--- Set problem ---
Rewrite the data below, substituting "colorbar-lower-label" for each occurrence of "colorbar-min-label" and keeping everything else unchanged.

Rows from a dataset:
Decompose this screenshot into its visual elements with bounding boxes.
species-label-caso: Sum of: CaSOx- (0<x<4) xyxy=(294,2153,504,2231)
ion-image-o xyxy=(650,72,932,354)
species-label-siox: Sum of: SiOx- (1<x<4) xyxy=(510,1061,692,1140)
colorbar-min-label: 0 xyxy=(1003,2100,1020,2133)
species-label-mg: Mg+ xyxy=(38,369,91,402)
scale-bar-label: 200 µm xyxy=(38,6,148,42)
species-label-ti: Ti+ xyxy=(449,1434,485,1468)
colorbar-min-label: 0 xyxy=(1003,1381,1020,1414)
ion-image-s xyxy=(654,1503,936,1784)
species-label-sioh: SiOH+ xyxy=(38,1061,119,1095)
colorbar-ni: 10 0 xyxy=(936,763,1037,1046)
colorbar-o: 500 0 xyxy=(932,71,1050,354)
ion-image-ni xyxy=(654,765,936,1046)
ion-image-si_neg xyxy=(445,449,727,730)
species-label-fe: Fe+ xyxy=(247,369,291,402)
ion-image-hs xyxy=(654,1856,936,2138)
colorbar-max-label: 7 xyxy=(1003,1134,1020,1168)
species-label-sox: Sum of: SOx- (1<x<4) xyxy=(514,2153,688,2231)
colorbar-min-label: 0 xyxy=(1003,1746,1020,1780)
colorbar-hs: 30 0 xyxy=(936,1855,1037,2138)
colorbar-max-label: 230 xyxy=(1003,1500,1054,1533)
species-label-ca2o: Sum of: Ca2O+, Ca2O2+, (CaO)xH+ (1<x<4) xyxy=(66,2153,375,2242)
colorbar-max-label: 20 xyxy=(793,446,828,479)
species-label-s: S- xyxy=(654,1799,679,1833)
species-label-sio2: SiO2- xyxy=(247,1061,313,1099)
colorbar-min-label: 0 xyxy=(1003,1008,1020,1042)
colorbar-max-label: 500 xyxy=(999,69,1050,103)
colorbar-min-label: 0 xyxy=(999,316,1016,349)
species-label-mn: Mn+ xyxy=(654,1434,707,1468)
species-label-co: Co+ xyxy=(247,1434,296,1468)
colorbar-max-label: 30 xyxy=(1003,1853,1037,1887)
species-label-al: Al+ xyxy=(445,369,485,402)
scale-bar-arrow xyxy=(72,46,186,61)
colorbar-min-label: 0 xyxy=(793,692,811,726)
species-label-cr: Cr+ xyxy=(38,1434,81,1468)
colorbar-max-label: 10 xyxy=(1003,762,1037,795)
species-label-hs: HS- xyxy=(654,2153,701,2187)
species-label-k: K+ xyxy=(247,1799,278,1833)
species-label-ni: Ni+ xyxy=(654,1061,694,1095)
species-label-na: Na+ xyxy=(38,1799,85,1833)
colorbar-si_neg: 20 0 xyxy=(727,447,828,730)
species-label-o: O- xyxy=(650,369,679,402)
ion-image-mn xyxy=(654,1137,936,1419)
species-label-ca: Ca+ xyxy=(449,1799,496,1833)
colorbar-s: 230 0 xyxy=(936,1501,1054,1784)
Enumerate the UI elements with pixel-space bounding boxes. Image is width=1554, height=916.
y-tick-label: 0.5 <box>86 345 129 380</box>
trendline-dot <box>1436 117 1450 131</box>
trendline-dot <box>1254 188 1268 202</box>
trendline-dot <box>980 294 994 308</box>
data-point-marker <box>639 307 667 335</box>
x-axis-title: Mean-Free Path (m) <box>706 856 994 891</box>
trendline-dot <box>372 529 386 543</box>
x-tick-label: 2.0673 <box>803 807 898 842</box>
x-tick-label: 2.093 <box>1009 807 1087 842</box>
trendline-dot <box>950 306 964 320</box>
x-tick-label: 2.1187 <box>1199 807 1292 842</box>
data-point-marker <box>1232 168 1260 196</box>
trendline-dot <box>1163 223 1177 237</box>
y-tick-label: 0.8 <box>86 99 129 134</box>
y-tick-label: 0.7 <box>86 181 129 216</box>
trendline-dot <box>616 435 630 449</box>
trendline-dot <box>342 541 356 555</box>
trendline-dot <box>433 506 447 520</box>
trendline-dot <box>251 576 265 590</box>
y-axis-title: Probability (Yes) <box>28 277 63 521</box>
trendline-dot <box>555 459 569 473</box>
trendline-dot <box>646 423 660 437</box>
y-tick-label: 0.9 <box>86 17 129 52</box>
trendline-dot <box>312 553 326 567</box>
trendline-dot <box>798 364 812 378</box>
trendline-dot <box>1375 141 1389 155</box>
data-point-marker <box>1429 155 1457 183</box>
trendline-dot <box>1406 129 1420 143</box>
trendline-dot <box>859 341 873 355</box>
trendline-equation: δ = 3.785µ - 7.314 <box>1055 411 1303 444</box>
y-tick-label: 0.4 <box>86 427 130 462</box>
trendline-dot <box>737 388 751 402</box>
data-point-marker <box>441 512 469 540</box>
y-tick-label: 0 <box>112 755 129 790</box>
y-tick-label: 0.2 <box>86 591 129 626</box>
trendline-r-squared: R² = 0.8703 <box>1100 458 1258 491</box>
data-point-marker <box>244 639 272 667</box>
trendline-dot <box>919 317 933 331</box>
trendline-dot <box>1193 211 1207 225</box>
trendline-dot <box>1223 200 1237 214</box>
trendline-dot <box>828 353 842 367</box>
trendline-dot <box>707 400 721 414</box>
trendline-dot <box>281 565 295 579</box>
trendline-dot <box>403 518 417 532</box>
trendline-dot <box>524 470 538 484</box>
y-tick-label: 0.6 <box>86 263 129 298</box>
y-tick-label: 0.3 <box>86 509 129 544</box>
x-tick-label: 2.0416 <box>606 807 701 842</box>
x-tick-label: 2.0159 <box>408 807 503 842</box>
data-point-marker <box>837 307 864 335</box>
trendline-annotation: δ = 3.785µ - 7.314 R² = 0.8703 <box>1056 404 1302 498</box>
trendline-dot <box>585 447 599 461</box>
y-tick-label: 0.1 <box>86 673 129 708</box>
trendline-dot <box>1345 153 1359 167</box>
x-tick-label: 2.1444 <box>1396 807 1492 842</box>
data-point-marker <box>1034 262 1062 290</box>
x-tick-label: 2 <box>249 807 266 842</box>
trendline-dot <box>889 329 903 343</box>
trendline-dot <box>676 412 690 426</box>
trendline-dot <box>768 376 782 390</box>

--- Exercise result ---
Decompose this screenshot into its visual elements with bounding boxes.
species-label-caso: Sum of: CaSOx- (0<x<4) xyxy=(294,2153,504,2231)
ion-image-o xyxy=(650,72,932,354)
species-label-siox: Sum of: SiOx- (1<x<4) xyxy=(510,1061,692,1140)
colorbar-lower-label: 0 xyxy=(1003,2100,1020,2133)
species-label-mg: Mg+ xyxy=(38,369,91,402)
scale-bar-label: 200 µm xyxy=(38,6,148,42)
species-label-ti: Ti+ xyxy=(449,1434,485,1468)
colorbar-lower-label: 0 xyxy=(1003,1381,1020,1414)
ion-image-s xyxy=(654,1503,936,1784)
species-label-sioh: SiOH+ xyxy=(38,1061,119,1095)
colorbar-ni: 10 0 xyxy=(936,763,1037,1046)
colorbar-o: 500 0 xyxy=(932,71,1050,354)
ion-image-ni xyxy=(654,765,936,1046)
ion-image-si_neg xyxy=(445,449,727,730)
species-label-fe: Fe+ xyxy=(247,369,291,402)
ion-image-hs xyxy=(654,1856,936,2138)
colorbar-max-label: 7 xyxy=(1003,1134,1020,1168)
species-label-sox: Sum of: SOx- (1<x<4) xyxy=(514,2153,688,2231)
colorbar-lower-label: 0 xyxy=(1003,1746,1020,1780)
colorbar-hs: 30 0 xyxy=(936,1855,1037,2138)
colorbar-max-label: 230 xyxy=(1003,1500,1054,1533)
species-label-ca2o: Sum of: Ca2O+, Ca2O2+, (CaO)xH+ (1<x<4) xyxy=(66,2153,375,2242)
colorbar-max-label: 20 xyxy=(793,446,828,479)
species-label-s: S- xyxy=(654,1799,679,1833)
species-label-sio2: SiO2- xyxy=(247,1061,313,1099)
colorbar-lower-label: 0 xyxy=(1003,1008,1020,1042)
colorbar-max-label: 500 xyxy=(999,69,1050,103)
colorbar-lower-label: 0 xyxy=(999,316,1016,349)
species-label-mn: Mn+ xyxy=(654,1434,707,1468)
species-label-co: Co+ xyxy=(247,1434,296,1468)
colorbar-max-label: 30 xyxy=(1003,1853,1037,1887)
species-label-al: Al+ xyxy=(445,369,485,402)
scale-bar-arrow xyxy=(72,46,186,61)
colorbar-lower-label: 0 xyxy=(793,692,811,726)
species-label-cr: Cr+ xyxy=(38,1434,81,1468)
colorbar-max-label: 10 xyxy=(1003,762,1037,795)
species-label-hs: HS- xyxy=(654,2153,701,2187)
species-label-k: K+ xyxy=(247,1799,278,1833)
species-label-ni: Ni+ xyxy=(654,1061,694,1095)
species-label-na: Na+ xyxy=(38,1799,85,1833)
colorbar-si_neg: 20 0 xyxy=(727,447,828,730)
species-label-o: O- xyxy=(650,369,679,402)
ion-image-mn xyxy=(654,1137,936,1419)
species-label-ca: Ca+ xyxy=(449,1799,496,1833)
colorbar-s: 230 0 xyxy=(936,1501,1054,1784)
Enumerate the UI elements with pixel-space bounding boxes. Image is width=1554, height=916.
y-tick-label: 0.5 <box>86 345 129 380</box>
trendline-dot <box>1436 117 1450 131</box>
trendline-dot <box>1254 188 1268 202</box>
trendline-dot <box>980 294 994 308</box>
data-point-marker <box>639 307 667 335</box>
x-axis-title: Mean-Free Path (m) <box>706 856 994 891</box>
trendline-dot <box>372 529 386 543</box>
x-tick-label: 2.0673 <box>803 807 898 842</box>
x-tick-label: 2.093 <box>1009 807 1087 842</box>
trendline-dot <box>950 306 964 320</box>
x-tick-label: 2.1187 <box>1199 807 1292 842</box>
data-point-marker <box>1232 168 1260 196</box>
trendline-dot <box>1163 223 1177 237</box>
y-tick-label: 0.8 <box>86 99 129 134</box>
y-tick-label: 0.7 <box>86 181 129 216</box>
trendline-dot <box>616 435 630 449</box>
trendline-dot <box>342 541 356 555</box>
trendline-dot <box>433 506 447 520</box>
trendline-dot <box>251 576 265 590</box>
y-axis-title: Probability (Yes) <box>28 277 63 521</box>
trendline-dot <box>555 459 569 473</box>
trendline-dot <box>646 423 660 437</box>
y-tick-label: 0.9 <box>86 17 129 52</box>
trendline-dot <box>312 553 326 567</box>
trendline-dot <box>798 364 812 378</box>
trendline-dot <box>1375 141 1389 155</box>
data-point-marker <box>1429 155 1457 183</box>
trendline-dot <box>1406 129 1420 143</box>
trendline-dot <box>859 341 873 355</box>
trendline-equation: δ = 3.785µ - 7.314 <box>1055 411 1303 444</box>
y-tick-label: 0.4 <box>86 427 130 462</box>
trendline-dot <box>737 388 751 402</box>
data-point-marker <box>441 512 469 540</box>
y-tick-label: 0 <box>112 755 129 790</box>
y-tick-label: 0.2 <box>86 591 129 626</box>
trendline-r-squared: R² = 0.8703 <box>1100 458 1258 491</box>
data-point-marker <box>244 639 272 667</box>
trendline-dot <box>919 317 933 331</box>
trendline-dot <box>1193 211 1207 225</box>
trendline-dot <box>1223 200 1237 214</box>
trendline-dot <box>828 353 842 367</box>
trendline-dot <box>707 400 721 414</box>
trendline-dot <box>281 565 295 579</box>
trendline-dot <box>403 518 417 532</box>
trendline-dot <box>524 470 538 484</box>
y-tick-label: 0.6 <box>86 263 129 298</box>
y-tick-label: 0.3 <box>86 509 129 544</box>
x-tick-label: 2.0416 <box>606 807 701 842</box>
x-tick-label: 2.0159 <box>408 807 503 842</box>
data-point-marker <box>837 307 864 335</box>
trendline-annotation: δ = 3.785µ - 7.314 R² = 0.8703 <box>1056 404 1302 498</box>
trendline-dot <box>585 447 599 461</box>
y-tick-label: 0.1 <box>86 673 129 708</box>
trendline-dot <box>1345 153 1359 167</box>
x-tick-label: 2.1444 <box>1396 807 1492 842</box>
data-point-marker <box>1034 262 1062 290</box>
x-tick-label: 2 <box>249 807 266 842</box>
trendline-dot <box>889 329 903 343</box>
trendline-dot <box>676 412 690 426</box>
trendline-dot <box>768 376 782 390</box>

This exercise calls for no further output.